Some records
═══
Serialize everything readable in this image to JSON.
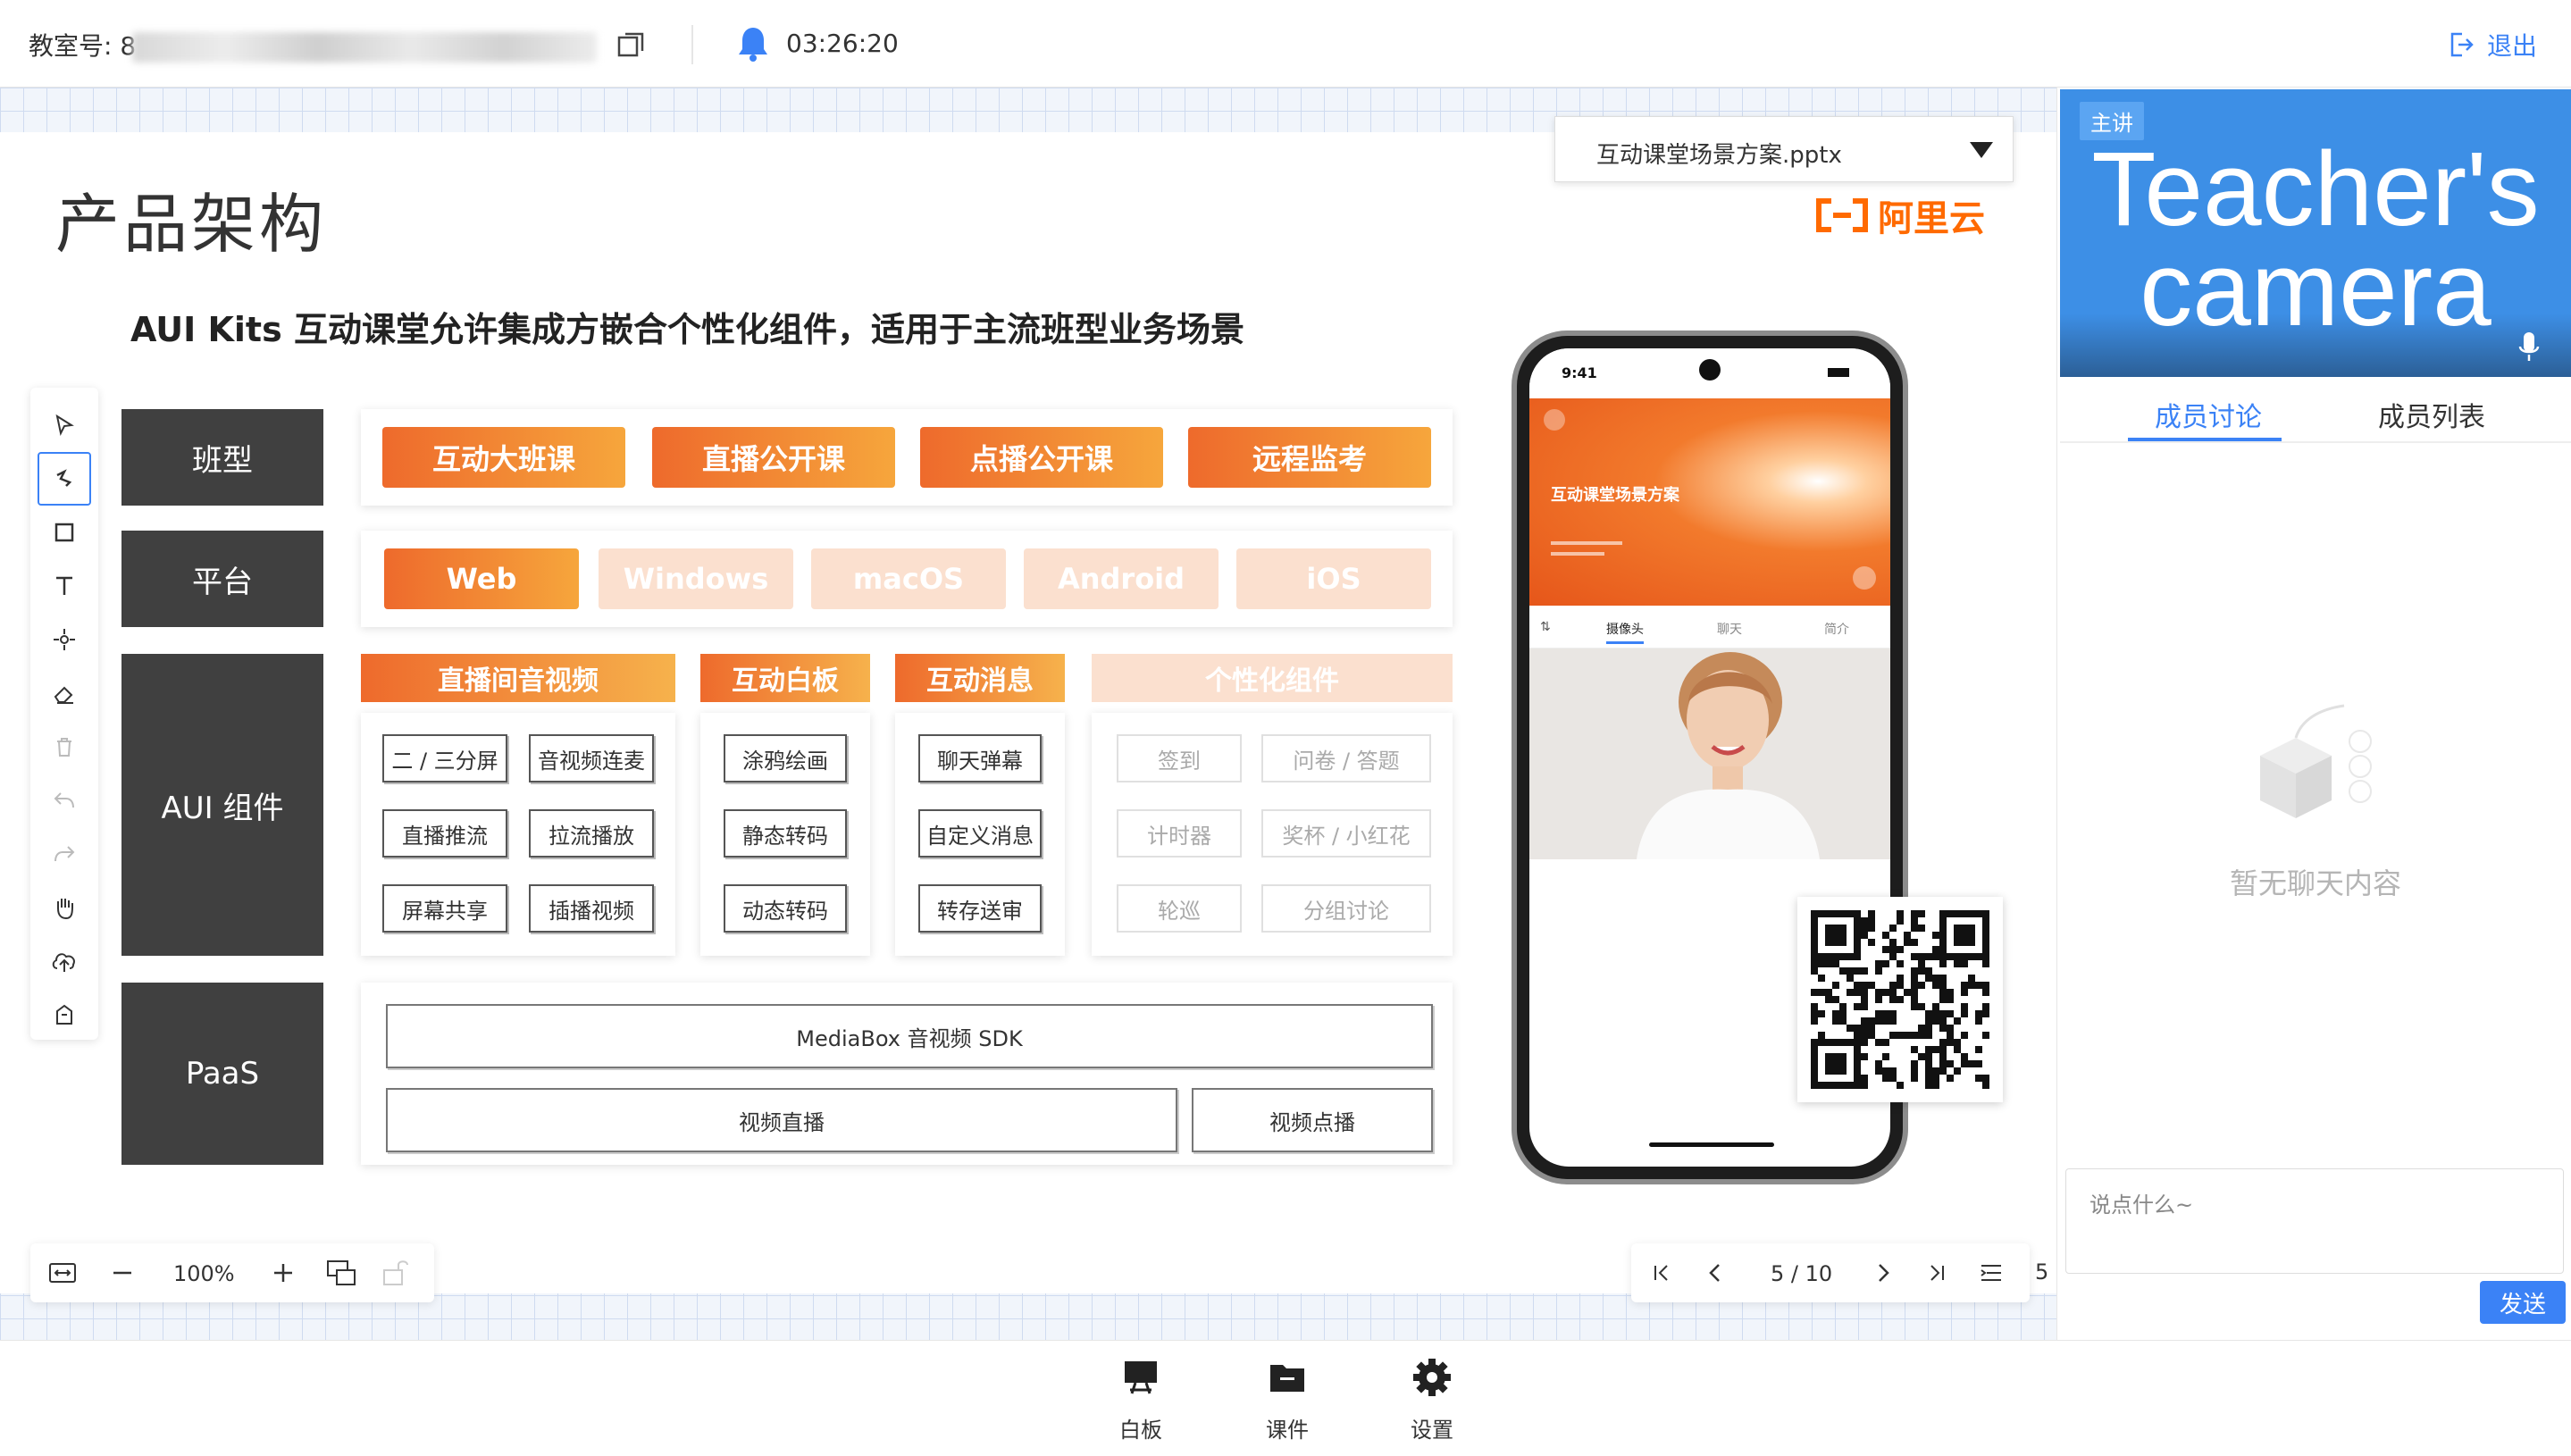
{
  "topbar": {
    "classroom_label": "教室号: 8",
    "timer": "03:26:20",
    "exit_label": "退出"
  },
  "file_select": {
    "selected": "互动课堂场景方案.pptx"
  },
  "slide": {
    "title": "产品架构",
    "subtitle": "AUI Kits 互动课堂允许集成方嵌合个性化组件，适用于主流班型业务场景",
    "logo_text": "阿里云",
    "rows": {
      "class_type": "班型",
      "platform": "平台",
      "aui": "AUI 组件",
      "paas": "PaaS"
    },
    "class_types": [
      "互动大班课",
      "直播公开课",
      "点播公开课",
      "远程监考"
    ],
    "platforms": [
      "Web",
      "Windows",
      "macOS",
      "Android",
      "iOS"
    ],
    "groups": {
      "live_av": {
        "title": "直播间音视频",
        "items": [
          "二 / 三分屏",
          "音视频连麦",
          "直播推流",
          "拉流播放",
          "屏幕共享",
          "插播视频"
        ]
      },
      "whiteboard": {
        "title": "互动白板",
        "items": [
          "涂鸦绘画",
          "静态转码",
          "动态转码"
        ]
      },
      "message": {
        "title": "互动消息",
        "items": [
          "聊天弹幕",
          "自定义消息",
          "转存送审"
        ]
      },
      "custom": {
        "title": "个性化组件",
        "items": [
          "签到",
          "问卷 / 答题",
          "计时器",
          "奖杯 / 小红花",
          "轮巡",
          "分组讨论"
        ]
      }
    },
    "paas": {
      "sdk": "MediaBox 音视频 SDK",
      "live": "视频直播",
      "vod": "视频点播"
    },
    "phone": {
      "time": "9:41",
      "header_title": "互动课堂场景方案",
      "tabs": [
        "摄像头",
        "聊天",
        "简介"
      ]
    }
  },
  "zoom": {
    "value": "100%"
  },
  "pager": {
    "current": "5 / 10",
    "count": "5"
  },
  "right_panel": {
    "camera_tag": "主讲",
    "camera_text": "Teacher's camera",
    "tabs": [
      "成员讨论",
      "成员列表"
    ],
    "empty_text": "暂无聊天内容",
    "input_placeholder": "说点什么~",
    "send_label": "发送"
  },
  "bottom_nav": [
    "白板",
    "课件",
    "设置"
  ],
  "colors": {
    "accent": "#3b82f6",
    "orange": "#ee6a2c",
    "dark_label": "#404040"
  }
}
═══
**Exercise**.
Extract the text of all the records above verbatim, excluding pictures.

**Solution for this task**.
Serialize everything readable in this image to JSON.
{
  "topbar": {
    "classroom_label": "教室号: 8",
    "timer": "03:26:20",
    "exit_label": "退出"
  },
  "file_select": {
    "selected": "互动课堂场景方案.pptx"
  },
  "slide": {
    "title": "产品架构",
    "subtitle": "AUI Kits 互动课堂允许集成方嵌合个性化组件，适用于主流班型业务场景",
    "logo_text": "阿里云",
    "rows": {
      "class_type": "班型",
      "platform": "平台",
      "aui": "AUI 组件",
      "paas": "PaaS"
    },
    "class_types": [
      "互动大班课",
      "直播公开课",
      "点播公开课",
      "远程监考"
    ],
    "platforms": [
      "Web",
      "Windows",
      "macOS",
      "Android",
      "iOS"
    ],
    "groups": {
      "live_av": {
        "title": "直播间音视频",
        "items": [
          "二 / 三分屏",
          "音视频连麦",
          "直播推流",
          "拉流播放",
          "屏幕共享",
          "插播视频"
        ]
      },
      "whiteboard": {
        "title": "互动白板",
        "items": [
          "涂鸦绘画",
          "静态转码",
          "动态转码"
        ]
      },
      "message": {
        "title": "互动消息",
        "items": [
          "聊天弹幕",
          "自定义消息",
          "转存送审"
        ]
      },
      "custom": {
        "title": "个性化组件",
        "items": [
          "签到",
          "问卷 / 答题",
          "计时器",
          "奖杯 / 小红花",
          "轮巡",
          "分组讨论"
        ]
      }
    },
    "paas": {
      "sdk": "MediaBox 音视频 SDK",
      "live": "视频直播",
      "vod": "视频点播"
    },
    "phone": {
      "time": "9:41",
      "header_title": "互动课堂场景方案",
      "tabs": [
        "摄像头",
        "聊天",
        "简介"
      ]
    }
  },
  "zoom": {
    "value": "100%"
  },
  "pager": {
    "current": "5 / 10",
    "count": "5"
  },
  "right_panel": {
    "camera_tag": "主讲",
    "camera_text": "Teacher's camera",
    "tabs": [
      "成员讨论",
      "成员列表"
    ],
    "empty_text": "暂无聊天内容",
    "input_placeholder": "说点什么~",
    "send_label": "发送"
  },
  "bottom_nav": [
    "白板",
    "课件",
    "设置"
  ],
  "colors": {
    "accent": "#3b82f6",
    "orange": "#ee6a2c",
    "dark_label": "#404040"
  }
}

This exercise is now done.